» Entries of transcribed document text
● ● ● ● ●

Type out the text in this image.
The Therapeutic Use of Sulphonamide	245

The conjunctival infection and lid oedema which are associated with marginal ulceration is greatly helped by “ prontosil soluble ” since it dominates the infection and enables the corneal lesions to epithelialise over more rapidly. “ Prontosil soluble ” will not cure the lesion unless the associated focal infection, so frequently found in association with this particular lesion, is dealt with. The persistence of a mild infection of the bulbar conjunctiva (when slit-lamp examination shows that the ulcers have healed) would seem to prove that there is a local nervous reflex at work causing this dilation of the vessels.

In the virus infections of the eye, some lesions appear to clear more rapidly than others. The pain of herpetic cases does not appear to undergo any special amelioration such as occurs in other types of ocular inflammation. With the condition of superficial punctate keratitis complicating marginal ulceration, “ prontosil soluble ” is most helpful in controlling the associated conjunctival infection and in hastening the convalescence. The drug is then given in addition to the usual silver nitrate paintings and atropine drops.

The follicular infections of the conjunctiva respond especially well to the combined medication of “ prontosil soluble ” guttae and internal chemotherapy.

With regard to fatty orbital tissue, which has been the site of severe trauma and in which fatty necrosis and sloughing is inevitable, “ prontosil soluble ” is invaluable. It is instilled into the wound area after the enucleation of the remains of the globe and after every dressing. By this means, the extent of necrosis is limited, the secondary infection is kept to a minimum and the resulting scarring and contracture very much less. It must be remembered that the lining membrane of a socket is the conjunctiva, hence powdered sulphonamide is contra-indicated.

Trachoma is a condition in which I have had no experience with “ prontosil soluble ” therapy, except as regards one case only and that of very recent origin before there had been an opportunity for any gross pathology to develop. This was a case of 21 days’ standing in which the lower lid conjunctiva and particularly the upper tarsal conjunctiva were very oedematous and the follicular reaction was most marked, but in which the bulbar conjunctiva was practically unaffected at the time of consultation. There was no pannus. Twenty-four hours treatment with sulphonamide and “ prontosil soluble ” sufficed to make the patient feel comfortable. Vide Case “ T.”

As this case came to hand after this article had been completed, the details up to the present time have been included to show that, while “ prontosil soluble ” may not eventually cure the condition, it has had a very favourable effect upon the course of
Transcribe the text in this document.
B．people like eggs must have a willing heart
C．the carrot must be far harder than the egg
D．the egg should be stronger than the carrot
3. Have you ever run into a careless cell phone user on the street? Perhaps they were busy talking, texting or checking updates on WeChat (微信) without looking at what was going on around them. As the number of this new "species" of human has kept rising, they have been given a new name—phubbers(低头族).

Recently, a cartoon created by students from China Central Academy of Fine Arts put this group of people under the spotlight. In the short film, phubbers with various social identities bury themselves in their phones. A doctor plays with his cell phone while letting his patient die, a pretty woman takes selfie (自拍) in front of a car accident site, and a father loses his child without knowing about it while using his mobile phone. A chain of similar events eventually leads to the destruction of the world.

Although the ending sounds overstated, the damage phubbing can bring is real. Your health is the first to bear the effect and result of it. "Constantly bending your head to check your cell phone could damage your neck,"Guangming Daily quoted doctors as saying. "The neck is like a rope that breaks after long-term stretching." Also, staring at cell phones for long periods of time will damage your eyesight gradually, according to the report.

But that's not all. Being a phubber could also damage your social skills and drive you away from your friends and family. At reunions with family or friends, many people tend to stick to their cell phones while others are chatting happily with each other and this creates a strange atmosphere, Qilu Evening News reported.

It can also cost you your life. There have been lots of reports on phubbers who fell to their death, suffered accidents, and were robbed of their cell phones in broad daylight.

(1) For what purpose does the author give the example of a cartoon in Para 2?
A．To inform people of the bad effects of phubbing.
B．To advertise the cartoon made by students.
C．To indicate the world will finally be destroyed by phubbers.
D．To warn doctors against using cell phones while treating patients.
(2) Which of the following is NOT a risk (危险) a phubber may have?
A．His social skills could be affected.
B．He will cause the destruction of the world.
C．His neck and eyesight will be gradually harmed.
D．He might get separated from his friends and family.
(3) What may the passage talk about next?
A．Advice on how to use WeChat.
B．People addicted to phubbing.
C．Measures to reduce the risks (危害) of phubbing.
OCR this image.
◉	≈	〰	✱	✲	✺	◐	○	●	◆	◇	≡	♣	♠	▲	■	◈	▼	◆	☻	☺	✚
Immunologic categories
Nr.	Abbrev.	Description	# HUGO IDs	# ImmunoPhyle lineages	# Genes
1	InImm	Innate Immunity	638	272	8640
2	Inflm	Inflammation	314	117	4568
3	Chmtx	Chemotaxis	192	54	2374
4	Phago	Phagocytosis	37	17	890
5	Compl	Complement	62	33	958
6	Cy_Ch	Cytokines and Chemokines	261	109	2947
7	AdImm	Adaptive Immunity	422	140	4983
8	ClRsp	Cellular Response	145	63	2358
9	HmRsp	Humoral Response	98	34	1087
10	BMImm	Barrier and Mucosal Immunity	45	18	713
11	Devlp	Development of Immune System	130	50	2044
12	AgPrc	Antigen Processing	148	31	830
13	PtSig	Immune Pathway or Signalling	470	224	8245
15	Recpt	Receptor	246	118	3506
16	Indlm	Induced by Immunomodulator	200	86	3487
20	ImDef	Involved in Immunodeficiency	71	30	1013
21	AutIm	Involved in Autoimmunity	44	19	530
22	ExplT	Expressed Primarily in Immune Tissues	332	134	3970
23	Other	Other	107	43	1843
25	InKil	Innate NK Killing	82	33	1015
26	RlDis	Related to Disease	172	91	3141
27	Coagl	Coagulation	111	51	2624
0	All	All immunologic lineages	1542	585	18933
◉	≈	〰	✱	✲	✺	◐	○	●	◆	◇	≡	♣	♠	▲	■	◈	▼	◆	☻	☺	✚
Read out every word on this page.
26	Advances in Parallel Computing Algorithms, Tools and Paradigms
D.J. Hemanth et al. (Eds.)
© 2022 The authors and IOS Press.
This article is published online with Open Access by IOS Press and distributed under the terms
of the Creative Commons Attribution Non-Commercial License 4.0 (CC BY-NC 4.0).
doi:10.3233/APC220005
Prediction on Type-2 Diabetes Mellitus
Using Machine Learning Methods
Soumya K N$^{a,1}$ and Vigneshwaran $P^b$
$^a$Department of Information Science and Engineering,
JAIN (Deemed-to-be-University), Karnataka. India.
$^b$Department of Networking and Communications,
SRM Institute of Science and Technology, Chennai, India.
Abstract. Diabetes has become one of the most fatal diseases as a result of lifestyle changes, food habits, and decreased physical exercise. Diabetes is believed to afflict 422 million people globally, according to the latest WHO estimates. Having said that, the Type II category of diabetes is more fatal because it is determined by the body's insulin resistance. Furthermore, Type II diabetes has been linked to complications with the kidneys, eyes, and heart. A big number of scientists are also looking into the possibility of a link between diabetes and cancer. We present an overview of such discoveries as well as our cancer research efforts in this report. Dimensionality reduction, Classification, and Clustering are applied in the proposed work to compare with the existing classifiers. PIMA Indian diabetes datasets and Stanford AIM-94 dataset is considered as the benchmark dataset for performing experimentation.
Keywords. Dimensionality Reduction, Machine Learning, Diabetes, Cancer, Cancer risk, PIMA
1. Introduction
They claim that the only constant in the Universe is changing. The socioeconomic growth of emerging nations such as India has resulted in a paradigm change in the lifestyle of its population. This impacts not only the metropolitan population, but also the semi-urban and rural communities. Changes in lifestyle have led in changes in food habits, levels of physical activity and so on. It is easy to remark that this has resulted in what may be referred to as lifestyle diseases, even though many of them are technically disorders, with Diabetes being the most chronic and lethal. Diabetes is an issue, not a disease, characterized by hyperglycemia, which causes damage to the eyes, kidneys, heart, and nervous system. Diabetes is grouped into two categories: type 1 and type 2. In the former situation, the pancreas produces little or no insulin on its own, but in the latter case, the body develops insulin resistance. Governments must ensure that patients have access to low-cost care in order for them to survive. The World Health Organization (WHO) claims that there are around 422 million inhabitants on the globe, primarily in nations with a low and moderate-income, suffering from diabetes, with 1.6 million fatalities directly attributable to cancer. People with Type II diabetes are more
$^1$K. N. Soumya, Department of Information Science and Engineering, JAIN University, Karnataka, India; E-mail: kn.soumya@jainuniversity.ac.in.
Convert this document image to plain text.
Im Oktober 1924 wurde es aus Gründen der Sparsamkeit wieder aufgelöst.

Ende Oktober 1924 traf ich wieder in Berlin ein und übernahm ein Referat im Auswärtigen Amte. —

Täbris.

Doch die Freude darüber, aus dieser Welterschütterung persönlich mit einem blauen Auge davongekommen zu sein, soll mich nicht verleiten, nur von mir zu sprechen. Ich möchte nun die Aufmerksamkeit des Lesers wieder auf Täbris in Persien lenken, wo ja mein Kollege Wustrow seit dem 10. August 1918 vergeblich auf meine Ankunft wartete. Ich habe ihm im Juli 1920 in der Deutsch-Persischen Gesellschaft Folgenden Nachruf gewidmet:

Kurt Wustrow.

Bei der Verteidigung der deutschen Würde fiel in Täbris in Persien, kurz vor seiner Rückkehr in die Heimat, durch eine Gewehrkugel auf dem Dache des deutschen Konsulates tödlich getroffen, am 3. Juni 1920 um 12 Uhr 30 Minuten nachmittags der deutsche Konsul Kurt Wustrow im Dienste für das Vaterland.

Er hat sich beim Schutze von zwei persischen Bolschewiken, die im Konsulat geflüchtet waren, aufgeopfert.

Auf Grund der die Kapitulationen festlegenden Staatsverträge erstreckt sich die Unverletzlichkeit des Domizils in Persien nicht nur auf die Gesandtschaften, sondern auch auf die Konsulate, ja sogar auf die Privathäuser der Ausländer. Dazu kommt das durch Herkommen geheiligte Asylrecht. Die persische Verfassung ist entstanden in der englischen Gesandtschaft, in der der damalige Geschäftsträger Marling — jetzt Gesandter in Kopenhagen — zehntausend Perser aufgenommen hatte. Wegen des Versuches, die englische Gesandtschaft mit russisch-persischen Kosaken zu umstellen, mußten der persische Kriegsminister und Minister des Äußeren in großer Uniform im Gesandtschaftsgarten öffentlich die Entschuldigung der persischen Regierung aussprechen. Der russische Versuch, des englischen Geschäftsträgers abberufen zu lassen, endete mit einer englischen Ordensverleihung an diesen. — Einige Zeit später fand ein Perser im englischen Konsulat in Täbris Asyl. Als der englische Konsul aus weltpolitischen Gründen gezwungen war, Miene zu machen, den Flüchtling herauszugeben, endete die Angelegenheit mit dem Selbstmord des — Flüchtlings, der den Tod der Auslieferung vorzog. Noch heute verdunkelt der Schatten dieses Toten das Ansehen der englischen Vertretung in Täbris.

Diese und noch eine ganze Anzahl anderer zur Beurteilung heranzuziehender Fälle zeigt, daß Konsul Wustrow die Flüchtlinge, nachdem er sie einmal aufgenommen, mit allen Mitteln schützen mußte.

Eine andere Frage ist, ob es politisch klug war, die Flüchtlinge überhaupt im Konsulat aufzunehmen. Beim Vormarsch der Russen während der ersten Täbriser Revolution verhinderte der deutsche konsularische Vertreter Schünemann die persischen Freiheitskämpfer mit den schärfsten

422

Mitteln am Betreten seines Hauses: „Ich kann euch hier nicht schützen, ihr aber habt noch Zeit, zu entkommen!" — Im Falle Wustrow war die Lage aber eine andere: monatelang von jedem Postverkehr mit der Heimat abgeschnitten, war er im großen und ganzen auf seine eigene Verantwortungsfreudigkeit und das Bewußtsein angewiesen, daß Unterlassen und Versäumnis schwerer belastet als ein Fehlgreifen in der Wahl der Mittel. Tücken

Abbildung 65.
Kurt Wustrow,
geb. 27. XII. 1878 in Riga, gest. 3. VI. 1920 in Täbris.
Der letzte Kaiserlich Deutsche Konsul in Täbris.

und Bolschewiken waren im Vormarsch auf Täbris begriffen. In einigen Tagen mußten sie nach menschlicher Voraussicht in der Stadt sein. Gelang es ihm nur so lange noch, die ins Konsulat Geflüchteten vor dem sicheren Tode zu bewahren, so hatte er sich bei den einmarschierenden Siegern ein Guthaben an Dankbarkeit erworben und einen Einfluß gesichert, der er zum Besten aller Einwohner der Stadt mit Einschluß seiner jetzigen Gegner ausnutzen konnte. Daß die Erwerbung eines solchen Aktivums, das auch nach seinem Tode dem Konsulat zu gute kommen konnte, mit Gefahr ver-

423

● ● ● ● ●

» EXERCISE GOAL
Task for the records above: copy every line in which the word "neck" occurs.

» ANSWER BOX
Although the ending sounds overstated, the damage phubbing can bring is real. Your health is the first to bear the effect and result of it. "Constantly bending your head to check your cell phone could damage your neck,"Guangming Daily quoted doctors as saying. "The neck is like a rope that breaks after long-term stretching." Also, staring at cell phones for long periods of time will damage your eyesight gradually, according to the report.
C．His neck and eyesight will be gradually harmed.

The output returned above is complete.